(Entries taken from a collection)
==========

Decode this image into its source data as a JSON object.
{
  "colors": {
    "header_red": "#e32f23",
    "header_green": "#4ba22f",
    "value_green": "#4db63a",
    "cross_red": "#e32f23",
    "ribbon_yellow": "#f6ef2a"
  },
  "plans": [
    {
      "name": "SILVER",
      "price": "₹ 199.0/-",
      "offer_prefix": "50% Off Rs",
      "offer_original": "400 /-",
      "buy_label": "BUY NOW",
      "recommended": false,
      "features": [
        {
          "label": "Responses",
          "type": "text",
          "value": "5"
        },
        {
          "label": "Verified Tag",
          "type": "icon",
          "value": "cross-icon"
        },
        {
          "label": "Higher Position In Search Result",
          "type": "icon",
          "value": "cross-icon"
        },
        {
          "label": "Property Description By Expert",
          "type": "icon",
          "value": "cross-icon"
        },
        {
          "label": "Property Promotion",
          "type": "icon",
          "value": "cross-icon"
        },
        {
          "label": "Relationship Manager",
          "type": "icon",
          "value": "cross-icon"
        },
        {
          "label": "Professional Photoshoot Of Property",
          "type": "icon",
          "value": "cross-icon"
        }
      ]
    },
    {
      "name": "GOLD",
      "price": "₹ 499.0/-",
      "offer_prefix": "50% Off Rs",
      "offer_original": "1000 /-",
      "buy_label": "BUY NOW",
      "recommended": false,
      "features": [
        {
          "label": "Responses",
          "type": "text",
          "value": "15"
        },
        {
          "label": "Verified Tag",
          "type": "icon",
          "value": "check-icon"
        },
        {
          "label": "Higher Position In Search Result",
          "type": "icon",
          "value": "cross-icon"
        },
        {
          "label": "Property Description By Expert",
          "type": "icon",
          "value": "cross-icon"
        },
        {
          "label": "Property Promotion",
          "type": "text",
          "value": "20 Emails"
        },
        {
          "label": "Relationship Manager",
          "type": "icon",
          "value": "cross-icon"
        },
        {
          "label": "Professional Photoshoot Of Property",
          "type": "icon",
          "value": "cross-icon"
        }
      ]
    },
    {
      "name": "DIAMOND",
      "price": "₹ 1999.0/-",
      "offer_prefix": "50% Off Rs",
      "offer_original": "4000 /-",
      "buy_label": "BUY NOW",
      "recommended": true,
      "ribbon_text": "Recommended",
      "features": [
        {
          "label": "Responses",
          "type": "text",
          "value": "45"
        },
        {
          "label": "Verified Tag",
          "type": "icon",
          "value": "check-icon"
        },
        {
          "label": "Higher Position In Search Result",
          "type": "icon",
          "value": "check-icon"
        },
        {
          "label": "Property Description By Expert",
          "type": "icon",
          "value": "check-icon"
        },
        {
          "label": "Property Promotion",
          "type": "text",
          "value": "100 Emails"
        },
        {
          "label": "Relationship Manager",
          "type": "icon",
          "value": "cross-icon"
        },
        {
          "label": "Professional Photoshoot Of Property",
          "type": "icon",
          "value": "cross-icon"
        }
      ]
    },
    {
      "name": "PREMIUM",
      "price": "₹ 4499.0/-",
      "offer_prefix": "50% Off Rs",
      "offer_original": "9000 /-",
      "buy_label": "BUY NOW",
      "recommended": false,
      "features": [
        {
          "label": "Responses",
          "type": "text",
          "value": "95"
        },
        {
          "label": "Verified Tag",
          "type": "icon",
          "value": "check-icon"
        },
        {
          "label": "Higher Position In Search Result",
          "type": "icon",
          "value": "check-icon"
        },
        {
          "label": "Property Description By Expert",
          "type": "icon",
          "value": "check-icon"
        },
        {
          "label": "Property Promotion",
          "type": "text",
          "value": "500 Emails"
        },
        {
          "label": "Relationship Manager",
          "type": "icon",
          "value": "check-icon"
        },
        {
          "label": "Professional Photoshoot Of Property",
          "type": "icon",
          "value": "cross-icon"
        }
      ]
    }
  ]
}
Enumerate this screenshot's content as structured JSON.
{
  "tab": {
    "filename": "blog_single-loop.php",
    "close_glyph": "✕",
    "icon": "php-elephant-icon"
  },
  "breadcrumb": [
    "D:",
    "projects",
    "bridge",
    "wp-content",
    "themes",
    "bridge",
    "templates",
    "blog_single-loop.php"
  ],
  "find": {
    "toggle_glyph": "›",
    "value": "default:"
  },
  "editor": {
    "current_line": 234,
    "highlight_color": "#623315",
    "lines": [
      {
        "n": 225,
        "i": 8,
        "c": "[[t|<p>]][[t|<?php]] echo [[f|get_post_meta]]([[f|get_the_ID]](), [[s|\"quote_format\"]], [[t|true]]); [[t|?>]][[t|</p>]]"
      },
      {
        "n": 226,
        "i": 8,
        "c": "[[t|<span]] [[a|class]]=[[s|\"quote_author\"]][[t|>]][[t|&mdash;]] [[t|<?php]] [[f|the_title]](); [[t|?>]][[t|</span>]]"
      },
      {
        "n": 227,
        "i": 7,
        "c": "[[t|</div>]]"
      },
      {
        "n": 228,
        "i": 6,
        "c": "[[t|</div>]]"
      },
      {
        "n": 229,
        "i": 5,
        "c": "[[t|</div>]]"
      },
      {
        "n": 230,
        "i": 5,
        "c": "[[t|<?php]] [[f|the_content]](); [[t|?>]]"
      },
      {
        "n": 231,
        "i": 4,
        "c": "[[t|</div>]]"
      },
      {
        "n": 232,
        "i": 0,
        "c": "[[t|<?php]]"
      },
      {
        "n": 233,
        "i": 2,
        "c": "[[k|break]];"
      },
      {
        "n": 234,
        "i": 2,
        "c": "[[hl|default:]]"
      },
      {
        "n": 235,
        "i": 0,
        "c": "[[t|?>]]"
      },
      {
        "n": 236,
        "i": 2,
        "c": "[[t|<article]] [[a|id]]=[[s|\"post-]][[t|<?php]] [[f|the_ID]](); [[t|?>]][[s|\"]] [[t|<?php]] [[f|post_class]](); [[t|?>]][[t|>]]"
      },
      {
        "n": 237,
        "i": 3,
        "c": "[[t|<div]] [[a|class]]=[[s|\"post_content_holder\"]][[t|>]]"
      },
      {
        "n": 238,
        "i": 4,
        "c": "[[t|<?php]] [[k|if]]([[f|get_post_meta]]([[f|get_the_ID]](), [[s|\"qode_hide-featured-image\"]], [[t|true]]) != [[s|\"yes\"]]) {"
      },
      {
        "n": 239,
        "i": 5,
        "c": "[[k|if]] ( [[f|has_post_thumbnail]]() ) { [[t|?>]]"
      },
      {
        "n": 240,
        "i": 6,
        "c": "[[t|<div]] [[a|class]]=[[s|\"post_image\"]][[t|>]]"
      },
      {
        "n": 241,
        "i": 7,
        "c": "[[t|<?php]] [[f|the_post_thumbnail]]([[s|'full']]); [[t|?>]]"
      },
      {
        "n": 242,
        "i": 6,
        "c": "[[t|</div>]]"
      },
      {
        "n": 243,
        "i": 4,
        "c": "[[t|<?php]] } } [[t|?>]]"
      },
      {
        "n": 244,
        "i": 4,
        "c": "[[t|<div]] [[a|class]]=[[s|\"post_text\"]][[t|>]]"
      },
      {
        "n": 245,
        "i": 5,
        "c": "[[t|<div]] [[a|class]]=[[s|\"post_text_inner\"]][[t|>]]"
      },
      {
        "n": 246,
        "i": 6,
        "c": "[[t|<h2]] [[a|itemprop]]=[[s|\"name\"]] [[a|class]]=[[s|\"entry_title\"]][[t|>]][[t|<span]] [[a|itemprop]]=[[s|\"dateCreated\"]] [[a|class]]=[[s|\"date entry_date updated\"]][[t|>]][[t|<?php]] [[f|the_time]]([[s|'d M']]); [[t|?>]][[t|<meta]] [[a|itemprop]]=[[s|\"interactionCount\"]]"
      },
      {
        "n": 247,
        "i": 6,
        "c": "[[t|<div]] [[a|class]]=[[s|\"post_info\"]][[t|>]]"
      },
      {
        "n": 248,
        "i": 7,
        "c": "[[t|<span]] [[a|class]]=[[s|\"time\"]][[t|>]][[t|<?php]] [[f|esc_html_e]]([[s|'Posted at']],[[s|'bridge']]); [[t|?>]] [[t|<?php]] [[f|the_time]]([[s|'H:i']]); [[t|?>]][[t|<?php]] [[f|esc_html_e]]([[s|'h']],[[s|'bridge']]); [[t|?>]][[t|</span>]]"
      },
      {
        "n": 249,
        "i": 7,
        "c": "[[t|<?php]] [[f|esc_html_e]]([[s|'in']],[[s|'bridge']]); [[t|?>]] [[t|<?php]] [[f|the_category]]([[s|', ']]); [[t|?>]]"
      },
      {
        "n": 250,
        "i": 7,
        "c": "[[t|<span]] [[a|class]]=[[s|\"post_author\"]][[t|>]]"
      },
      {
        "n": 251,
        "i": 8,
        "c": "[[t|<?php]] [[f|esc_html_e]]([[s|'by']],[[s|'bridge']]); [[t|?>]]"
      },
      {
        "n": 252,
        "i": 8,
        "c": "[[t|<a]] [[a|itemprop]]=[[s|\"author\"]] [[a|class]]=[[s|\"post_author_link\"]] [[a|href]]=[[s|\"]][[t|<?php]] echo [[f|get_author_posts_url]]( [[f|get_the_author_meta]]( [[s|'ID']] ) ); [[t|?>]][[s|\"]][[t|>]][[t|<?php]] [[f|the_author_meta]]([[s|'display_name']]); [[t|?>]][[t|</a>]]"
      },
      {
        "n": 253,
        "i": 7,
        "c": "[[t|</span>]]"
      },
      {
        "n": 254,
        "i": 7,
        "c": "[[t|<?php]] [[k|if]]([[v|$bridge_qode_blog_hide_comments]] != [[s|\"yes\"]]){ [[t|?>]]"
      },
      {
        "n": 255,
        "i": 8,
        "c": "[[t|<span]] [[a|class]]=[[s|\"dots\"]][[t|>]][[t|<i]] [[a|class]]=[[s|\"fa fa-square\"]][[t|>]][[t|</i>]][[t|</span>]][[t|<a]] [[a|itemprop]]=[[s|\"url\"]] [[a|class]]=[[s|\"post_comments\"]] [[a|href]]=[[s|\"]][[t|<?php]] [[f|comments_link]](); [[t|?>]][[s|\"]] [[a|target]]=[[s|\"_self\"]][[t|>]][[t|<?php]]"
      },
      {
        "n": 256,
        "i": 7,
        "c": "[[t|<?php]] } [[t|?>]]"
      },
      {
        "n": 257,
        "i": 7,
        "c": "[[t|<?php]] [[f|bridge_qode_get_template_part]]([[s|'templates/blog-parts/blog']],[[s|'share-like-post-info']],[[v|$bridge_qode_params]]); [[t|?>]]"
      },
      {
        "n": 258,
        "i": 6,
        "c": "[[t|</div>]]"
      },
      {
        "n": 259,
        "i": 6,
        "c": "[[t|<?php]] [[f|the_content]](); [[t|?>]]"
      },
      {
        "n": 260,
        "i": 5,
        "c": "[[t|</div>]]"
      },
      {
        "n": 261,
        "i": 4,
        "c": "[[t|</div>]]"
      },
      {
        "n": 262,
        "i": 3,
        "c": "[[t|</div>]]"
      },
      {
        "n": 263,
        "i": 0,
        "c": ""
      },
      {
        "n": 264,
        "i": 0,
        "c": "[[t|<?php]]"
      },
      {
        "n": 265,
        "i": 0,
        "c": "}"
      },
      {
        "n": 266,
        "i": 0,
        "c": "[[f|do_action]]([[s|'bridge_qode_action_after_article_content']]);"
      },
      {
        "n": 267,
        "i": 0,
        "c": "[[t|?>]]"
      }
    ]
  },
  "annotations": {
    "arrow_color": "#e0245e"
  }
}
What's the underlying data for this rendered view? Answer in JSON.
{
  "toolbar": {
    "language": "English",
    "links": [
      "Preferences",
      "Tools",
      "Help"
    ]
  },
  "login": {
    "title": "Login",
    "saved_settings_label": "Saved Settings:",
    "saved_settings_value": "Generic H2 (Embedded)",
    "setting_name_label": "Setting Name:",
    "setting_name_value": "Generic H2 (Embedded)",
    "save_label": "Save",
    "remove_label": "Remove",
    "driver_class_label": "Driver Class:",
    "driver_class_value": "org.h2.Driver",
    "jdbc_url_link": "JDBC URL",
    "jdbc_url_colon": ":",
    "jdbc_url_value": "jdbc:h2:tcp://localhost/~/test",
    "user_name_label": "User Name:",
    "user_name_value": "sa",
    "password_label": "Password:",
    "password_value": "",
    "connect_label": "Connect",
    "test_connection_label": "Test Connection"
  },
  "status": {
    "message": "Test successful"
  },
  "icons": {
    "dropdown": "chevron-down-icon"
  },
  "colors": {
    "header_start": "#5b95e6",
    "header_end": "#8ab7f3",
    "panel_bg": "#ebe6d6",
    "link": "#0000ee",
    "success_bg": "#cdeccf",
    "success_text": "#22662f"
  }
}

==========

Exercise.
Return precisely the lines of the records, starting with the line that holds "What's the underlying" and ending with the last one.

Reply.
What's the underlying data for this rendered view? Answer in JSON.
{
  "toolbar": {
    "language": "English",
    "links": [
      "Preferences",
      "Tools",
      "Help"
    ]
  },
  "login": {
    "title": "Login",
    "saved_settings_label": "Saved Settings:",
    "saved_settings_value": "Generic H2 (Embedded)",
    "setting_name_label": "Setting Name:",
    "setting_name_value": "Generic H2 (Embedded)",
    "save_label": "Save",
    "remove_label": "Remove",
    "driver_class_label": "Driver Class:",
    "driver_class_value": "org.h2.Driver",
    "jdbc_url_link": "JDBC URL",
    "jdbc_url_colon": ":",
    "jdbc_url_value": "jdbc:h2:tcp://localhost/~/test",
    "user_name_label": "User Name:",
    "user_name_value": "sa",
    "password_label": "Password:",
    "password_value": "",
    "connect_label": "Connect",
    "test_connection_label": "Test Connection"
  },
  "status": {
    "message": "Test successful"
  },
  "icons": {
    "dropdown": "chevron-down-icon"
  },
  "colors": {
    "header_start": "#5b95e6",
    "header_end": "#8ab7f3",
    "panel_bg": "#ebe6d6",
    "link": "#0000ee",
    "success_bg": "#cdeccf",
    "success_text": "#22662f"
  }
}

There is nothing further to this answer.